── DATA TO PROCESS

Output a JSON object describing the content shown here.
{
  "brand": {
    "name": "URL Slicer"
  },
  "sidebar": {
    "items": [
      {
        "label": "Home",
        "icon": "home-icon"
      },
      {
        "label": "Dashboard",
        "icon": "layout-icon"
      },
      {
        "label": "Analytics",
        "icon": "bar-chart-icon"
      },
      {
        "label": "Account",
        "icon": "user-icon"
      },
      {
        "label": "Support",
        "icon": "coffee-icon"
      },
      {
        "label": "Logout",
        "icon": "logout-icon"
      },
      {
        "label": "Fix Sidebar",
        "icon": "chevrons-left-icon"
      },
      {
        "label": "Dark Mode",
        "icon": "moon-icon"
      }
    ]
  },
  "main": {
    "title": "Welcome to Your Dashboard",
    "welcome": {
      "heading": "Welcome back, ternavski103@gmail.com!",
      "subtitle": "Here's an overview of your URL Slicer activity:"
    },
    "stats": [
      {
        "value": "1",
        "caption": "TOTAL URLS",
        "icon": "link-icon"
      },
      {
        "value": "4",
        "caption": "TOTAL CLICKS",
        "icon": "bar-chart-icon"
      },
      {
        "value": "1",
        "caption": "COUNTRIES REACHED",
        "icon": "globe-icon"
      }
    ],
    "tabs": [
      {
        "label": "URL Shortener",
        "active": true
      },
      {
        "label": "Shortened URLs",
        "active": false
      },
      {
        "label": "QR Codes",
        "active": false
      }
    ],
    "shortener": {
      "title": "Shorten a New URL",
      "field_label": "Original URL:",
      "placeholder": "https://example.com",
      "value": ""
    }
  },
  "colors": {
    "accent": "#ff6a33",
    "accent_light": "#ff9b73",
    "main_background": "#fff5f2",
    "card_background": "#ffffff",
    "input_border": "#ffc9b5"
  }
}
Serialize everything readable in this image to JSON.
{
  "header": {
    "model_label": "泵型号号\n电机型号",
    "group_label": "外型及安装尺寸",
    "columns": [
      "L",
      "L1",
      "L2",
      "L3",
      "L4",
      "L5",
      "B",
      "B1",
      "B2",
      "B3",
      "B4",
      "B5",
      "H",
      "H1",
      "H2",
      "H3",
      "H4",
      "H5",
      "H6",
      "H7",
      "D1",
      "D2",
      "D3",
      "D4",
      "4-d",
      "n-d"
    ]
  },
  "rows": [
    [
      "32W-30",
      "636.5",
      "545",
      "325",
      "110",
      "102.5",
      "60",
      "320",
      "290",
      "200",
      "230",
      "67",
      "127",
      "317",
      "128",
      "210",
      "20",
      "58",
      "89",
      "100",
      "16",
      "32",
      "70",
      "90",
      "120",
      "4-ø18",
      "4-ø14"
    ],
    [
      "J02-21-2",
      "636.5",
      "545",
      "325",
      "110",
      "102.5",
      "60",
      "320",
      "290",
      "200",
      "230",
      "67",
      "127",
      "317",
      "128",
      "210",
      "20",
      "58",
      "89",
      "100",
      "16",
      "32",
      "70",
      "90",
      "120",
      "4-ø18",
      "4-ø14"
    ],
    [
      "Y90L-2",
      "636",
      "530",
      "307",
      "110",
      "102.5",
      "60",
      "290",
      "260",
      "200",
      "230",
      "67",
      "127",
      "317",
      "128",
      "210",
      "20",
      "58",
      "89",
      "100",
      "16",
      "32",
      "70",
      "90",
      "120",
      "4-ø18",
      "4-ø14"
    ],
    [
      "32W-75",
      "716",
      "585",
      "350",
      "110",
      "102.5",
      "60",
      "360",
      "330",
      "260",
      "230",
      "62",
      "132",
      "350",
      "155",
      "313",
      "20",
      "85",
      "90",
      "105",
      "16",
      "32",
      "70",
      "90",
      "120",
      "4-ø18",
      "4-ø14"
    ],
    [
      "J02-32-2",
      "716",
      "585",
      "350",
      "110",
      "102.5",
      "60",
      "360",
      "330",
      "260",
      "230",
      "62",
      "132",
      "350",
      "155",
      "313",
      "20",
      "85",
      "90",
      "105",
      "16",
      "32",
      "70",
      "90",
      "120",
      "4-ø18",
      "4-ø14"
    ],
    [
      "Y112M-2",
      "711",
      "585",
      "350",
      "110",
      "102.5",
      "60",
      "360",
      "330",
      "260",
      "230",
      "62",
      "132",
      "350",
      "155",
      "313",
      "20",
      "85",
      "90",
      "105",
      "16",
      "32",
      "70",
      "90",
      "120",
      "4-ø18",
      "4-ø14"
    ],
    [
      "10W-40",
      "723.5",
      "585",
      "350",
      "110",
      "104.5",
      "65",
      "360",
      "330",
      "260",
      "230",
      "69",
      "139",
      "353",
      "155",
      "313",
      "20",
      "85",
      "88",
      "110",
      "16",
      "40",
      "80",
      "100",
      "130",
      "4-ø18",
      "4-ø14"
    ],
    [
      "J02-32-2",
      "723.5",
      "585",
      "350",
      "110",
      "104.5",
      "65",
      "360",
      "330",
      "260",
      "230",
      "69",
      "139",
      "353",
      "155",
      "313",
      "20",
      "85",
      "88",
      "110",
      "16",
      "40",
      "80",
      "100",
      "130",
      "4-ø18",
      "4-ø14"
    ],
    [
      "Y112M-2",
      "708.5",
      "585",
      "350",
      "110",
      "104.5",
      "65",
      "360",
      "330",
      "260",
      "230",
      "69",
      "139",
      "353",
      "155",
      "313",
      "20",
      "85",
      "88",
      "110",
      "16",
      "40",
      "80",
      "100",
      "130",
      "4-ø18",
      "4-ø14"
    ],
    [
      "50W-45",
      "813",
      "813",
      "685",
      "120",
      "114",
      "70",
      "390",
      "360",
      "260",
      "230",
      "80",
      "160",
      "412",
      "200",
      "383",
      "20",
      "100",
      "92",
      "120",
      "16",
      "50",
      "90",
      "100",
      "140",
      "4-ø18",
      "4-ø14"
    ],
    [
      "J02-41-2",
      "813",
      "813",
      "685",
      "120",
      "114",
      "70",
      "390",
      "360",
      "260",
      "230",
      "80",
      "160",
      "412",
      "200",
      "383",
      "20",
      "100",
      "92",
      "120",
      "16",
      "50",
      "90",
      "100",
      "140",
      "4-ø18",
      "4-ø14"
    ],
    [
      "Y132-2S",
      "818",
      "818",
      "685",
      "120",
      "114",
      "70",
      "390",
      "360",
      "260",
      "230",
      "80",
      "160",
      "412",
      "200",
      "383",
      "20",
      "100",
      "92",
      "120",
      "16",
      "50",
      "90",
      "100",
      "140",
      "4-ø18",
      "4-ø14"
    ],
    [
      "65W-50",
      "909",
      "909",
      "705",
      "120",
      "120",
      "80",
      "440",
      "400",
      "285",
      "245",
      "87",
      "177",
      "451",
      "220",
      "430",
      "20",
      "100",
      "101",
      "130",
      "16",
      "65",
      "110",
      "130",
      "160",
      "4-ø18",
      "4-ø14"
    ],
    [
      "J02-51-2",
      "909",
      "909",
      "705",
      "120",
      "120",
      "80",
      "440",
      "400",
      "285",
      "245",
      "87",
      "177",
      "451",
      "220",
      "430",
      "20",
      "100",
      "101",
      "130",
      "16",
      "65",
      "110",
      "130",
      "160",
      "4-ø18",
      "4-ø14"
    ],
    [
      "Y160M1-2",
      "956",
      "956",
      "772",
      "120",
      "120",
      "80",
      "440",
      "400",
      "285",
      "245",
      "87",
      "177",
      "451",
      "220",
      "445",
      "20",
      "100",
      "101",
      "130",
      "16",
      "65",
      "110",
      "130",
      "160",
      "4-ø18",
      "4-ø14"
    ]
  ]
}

────

__WHAT THE TASK REQUIRES__. List each line holding the string "Dashboard".

__FULL OUTPUT__.
        "label": "Dashboard",
    "title": "Welcome to Your Dashboard",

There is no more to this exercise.